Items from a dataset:
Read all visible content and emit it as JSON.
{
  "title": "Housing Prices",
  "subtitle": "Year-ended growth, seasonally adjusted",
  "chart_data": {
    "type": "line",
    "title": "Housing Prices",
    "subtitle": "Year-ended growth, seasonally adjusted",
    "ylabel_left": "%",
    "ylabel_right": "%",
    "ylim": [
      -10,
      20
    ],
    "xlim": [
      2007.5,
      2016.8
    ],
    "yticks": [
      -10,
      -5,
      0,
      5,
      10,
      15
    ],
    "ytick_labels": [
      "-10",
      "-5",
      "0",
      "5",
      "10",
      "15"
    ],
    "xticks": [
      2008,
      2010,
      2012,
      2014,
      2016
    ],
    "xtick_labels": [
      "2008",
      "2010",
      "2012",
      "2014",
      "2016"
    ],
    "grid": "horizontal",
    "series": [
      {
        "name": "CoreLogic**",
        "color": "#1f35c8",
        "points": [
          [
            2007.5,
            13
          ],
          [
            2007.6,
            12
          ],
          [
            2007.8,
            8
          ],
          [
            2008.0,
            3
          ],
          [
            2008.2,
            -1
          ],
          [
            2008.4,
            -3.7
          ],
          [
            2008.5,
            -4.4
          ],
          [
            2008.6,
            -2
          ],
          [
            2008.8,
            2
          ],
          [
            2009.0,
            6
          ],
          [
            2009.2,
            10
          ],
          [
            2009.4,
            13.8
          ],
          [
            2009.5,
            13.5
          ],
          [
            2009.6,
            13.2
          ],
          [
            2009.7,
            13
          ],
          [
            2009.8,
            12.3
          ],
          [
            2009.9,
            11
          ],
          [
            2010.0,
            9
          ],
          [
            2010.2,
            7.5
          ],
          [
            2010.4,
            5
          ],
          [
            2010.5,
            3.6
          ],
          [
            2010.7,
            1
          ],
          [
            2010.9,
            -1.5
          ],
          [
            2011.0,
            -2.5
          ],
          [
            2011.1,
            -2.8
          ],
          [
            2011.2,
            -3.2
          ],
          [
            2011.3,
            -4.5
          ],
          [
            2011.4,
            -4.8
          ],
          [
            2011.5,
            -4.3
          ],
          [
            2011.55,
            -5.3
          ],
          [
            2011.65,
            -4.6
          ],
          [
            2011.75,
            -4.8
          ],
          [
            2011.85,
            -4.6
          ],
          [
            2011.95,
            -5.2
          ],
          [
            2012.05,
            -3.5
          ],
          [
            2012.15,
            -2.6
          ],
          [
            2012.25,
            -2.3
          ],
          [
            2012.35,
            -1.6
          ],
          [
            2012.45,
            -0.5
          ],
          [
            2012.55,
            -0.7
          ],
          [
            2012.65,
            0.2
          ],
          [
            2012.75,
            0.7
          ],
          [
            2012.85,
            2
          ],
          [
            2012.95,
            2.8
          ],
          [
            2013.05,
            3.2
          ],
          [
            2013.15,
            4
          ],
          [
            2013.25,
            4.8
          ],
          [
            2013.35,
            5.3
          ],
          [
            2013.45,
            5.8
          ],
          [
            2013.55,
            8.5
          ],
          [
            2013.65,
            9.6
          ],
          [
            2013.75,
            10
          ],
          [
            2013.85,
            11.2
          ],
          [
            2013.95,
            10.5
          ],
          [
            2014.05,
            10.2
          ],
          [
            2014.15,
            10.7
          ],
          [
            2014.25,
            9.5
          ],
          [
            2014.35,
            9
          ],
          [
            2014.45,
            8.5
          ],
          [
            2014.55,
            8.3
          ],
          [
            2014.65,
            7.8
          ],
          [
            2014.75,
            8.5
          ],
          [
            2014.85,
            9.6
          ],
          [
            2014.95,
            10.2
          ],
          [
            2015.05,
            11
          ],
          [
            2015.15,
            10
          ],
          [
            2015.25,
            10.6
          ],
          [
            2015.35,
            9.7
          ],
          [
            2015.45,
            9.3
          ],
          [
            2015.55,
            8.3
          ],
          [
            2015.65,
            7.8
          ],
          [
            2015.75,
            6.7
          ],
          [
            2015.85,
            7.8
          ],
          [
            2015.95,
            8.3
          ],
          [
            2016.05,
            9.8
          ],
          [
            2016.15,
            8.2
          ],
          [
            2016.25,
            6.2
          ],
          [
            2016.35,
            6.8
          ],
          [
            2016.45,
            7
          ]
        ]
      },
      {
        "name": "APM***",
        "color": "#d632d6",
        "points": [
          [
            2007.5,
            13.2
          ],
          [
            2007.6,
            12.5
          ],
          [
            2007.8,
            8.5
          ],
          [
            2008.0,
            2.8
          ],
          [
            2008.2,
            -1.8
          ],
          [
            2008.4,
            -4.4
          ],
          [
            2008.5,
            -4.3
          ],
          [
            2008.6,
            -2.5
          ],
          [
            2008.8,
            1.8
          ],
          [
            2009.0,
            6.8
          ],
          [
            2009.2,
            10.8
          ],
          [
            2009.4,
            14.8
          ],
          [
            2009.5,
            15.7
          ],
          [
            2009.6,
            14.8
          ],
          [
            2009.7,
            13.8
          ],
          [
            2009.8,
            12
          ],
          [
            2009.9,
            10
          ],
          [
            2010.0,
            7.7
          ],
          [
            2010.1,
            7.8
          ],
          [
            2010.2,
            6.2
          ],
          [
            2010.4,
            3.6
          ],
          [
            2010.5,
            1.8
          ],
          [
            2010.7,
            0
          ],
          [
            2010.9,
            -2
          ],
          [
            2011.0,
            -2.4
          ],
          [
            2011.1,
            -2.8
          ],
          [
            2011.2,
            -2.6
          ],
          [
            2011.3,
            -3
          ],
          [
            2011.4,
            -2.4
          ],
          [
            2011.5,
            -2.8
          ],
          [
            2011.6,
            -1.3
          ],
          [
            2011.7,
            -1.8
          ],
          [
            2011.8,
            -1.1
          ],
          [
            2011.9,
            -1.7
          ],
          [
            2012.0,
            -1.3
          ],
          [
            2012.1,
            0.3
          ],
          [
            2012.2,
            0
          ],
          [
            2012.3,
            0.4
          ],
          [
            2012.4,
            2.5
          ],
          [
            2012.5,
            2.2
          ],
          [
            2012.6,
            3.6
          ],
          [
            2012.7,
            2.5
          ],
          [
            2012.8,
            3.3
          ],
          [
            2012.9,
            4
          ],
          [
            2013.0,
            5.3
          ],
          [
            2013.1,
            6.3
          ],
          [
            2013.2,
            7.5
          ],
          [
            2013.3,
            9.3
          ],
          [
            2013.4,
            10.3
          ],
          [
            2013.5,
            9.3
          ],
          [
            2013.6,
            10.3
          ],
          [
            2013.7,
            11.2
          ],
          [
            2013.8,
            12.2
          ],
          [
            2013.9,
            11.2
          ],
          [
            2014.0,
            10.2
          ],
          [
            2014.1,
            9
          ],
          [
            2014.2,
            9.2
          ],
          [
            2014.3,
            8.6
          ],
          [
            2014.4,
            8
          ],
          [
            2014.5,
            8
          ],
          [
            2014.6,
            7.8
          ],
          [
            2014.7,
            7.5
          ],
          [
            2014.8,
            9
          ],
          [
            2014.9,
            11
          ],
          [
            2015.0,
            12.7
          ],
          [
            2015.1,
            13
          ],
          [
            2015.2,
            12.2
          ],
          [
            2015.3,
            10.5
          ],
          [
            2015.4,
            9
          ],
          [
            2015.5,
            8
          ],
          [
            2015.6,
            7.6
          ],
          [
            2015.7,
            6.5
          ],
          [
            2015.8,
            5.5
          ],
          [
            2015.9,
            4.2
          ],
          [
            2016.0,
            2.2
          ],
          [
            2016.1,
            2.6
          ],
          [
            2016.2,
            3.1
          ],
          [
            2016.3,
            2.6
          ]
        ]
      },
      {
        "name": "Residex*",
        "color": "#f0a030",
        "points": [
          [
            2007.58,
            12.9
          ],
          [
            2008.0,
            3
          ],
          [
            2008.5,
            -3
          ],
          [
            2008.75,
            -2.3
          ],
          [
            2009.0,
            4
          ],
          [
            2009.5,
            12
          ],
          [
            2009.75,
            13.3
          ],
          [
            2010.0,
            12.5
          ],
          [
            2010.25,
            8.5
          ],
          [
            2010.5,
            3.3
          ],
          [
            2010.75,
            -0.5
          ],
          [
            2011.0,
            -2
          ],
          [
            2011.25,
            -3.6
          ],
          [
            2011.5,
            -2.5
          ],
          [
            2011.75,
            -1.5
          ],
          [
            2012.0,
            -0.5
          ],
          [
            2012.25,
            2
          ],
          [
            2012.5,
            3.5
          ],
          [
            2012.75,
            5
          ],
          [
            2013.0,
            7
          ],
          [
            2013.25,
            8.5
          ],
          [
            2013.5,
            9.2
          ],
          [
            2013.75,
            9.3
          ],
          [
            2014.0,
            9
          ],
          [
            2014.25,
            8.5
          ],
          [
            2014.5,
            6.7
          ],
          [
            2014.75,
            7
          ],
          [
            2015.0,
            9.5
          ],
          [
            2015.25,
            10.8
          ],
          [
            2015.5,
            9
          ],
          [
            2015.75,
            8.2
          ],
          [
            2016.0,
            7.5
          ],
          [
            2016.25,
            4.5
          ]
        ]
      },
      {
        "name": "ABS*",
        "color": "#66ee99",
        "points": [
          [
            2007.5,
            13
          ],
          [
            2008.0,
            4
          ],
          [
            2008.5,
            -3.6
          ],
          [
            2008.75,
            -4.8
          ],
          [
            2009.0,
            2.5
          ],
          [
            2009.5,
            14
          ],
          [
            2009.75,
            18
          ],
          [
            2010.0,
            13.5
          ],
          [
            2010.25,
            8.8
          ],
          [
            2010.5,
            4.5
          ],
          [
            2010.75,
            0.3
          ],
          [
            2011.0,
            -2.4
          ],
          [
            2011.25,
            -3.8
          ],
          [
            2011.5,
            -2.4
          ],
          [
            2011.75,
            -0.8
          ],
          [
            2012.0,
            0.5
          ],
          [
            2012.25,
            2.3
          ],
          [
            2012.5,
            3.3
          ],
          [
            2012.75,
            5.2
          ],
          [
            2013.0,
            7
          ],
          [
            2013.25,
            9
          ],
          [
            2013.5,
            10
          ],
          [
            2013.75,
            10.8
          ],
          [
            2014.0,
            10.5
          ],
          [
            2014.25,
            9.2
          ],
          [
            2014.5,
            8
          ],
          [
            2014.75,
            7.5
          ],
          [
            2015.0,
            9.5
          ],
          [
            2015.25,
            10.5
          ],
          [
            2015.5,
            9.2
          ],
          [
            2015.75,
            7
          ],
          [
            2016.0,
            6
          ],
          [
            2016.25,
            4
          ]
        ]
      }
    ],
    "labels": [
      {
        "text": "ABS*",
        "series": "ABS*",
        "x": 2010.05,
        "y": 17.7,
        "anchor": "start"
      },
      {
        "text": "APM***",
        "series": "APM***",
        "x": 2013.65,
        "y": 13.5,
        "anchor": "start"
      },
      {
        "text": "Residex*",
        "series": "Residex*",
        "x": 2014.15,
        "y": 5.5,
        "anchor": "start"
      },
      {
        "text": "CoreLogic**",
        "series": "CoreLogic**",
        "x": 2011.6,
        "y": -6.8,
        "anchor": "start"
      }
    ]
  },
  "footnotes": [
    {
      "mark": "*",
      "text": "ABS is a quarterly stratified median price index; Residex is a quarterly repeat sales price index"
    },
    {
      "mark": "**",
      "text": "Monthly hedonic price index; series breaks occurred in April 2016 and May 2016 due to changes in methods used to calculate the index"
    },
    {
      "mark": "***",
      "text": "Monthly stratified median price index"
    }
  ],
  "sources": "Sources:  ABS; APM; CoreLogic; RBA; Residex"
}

## GOAL
Scan the listing above. Gather each line that contains the word "growth".

## THE OUTPUT
  "subtitle": "Year-ended growth, seasonally adjusted",
    "subtitle": "Year-ended growth, seasonally adjusted",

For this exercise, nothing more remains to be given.